• _What is required_:
Check every line of the entries that follow, and copy the ones containing "this".

• _Dataset content_:
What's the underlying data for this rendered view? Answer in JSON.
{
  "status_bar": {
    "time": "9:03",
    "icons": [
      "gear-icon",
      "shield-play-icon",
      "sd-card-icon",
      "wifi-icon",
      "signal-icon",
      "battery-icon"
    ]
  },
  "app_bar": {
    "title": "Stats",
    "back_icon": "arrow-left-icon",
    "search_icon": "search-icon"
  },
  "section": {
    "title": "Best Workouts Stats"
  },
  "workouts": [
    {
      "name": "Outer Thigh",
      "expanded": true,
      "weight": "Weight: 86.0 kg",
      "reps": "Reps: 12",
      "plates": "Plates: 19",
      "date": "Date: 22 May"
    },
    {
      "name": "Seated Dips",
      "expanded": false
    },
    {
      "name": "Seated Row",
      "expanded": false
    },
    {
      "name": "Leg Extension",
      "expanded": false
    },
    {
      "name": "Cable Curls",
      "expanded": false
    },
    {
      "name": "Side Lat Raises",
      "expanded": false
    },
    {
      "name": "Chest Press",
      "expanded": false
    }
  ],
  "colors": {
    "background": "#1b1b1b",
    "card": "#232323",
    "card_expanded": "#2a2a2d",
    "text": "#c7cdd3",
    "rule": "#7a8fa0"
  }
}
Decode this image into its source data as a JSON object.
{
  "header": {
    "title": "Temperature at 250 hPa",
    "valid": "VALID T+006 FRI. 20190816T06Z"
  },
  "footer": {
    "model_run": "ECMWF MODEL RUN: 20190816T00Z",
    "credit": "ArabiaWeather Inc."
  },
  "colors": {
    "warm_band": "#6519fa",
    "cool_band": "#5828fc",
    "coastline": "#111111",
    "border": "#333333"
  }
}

• _Output_:
What's the underlying data for this rendered view? Answer in JSON.
Decode this image into its source data as a JSON object.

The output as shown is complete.